═════ Dataset content ═════
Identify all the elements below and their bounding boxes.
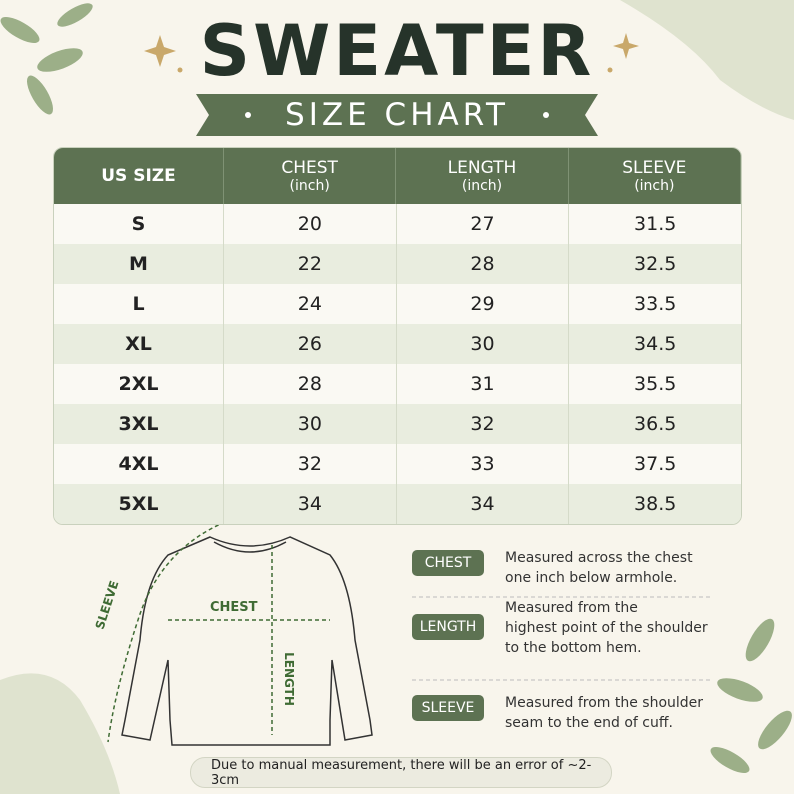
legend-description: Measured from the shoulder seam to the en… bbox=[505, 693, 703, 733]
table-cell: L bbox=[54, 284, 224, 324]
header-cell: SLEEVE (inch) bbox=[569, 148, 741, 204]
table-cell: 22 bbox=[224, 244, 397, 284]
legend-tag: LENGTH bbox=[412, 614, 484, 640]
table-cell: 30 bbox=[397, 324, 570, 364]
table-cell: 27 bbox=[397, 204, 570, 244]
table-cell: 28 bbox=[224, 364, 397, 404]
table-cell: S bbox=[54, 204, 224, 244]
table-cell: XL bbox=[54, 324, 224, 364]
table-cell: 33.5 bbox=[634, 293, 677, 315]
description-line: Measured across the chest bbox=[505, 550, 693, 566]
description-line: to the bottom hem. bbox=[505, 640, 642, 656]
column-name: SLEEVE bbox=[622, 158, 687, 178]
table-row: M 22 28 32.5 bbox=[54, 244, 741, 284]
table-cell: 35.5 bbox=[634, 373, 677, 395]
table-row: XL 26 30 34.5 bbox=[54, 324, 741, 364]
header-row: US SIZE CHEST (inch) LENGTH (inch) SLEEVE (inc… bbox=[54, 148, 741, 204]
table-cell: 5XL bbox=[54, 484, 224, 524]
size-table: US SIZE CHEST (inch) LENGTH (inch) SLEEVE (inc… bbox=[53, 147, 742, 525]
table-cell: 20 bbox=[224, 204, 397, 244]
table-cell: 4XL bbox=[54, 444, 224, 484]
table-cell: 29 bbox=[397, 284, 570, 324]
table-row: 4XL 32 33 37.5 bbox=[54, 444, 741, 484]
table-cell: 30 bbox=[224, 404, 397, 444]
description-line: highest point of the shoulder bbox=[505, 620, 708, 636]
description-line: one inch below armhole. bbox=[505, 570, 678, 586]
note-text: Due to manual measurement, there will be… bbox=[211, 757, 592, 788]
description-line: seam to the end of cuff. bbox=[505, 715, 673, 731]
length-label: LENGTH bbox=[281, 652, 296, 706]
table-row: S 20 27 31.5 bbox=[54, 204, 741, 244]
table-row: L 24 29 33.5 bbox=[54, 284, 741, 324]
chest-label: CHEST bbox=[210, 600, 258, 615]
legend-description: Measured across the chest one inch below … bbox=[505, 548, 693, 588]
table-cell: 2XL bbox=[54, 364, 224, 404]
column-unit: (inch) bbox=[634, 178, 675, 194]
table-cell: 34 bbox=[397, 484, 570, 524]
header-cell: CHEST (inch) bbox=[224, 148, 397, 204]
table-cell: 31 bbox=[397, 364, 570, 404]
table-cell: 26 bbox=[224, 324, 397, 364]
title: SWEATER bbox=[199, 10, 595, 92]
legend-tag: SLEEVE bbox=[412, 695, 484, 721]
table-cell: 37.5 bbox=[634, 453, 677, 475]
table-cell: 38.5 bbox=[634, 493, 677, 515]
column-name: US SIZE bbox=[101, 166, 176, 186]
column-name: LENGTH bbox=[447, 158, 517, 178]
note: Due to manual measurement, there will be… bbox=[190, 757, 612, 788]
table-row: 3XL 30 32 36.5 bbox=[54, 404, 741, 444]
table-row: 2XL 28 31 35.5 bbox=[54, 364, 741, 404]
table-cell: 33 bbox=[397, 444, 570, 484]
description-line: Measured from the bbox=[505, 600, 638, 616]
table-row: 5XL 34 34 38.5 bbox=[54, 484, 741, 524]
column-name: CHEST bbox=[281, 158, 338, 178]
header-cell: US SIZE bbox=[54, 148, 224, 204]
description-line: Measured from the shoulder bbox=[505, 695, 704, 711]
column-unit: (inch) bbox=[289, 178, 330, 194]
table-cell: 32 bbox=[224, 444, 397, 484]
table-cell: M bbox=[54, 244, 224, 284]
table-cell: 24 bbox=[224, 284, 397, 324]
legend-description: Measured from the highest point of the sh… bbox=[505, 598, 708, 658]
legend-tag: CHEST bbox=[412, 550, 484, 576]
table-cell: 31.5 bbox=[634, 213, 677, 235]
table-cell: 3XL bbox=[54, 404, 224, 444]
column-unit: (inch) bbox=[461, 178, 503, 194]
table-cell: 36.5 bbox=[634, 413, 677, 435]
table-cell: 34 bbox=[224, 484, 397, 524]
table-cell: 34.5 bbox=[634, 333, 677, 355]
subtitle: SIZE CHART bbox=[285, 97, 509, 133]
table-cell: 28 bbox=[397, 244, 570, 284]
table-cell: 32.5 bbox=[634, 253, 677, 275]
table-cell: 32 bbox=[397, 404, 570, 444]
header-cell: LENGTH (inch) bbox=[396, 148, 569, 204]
═════
═════ Dataset content ═════
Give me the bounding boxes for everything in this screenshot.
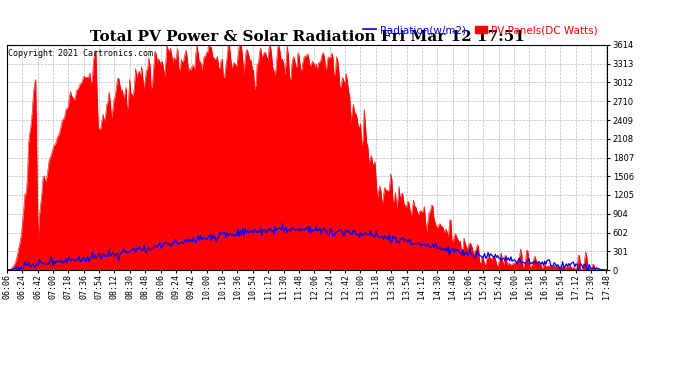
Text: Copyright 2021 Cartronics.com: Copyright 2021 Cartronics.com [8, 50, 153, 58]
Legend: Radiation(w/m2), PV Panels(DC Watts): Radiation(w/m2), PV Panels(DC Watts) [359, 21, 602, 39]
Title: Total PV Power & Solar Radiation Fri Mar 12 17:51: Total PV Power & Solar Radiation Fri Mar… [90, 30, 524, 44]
═════
[Goal]
Could you reproduce, word for word, the part of the listing that opens with the line containing "Give me the" and closes with the line containing "Title: Total PV", both of those lines included? Leave the pictures out.

[Solution to the exercise]
Give me the bounding boxes for everything in this screenshot.
Text: Copyright 2021 Cartronics.com: Copyright 2021 Cartronics.com [8, 50, 153, 58]
Legend: Radiation(w/m2), PV Panels(DC Watts): Radiation(w/m2), PV Panels(DC Watts) [359, 21, 602, 39]
Title: Total PV Power & Solar Radiation Fri Mar 12 17:51: Total PV Power & Solar Radiation Fri Mar… [90, 30, 524, 44]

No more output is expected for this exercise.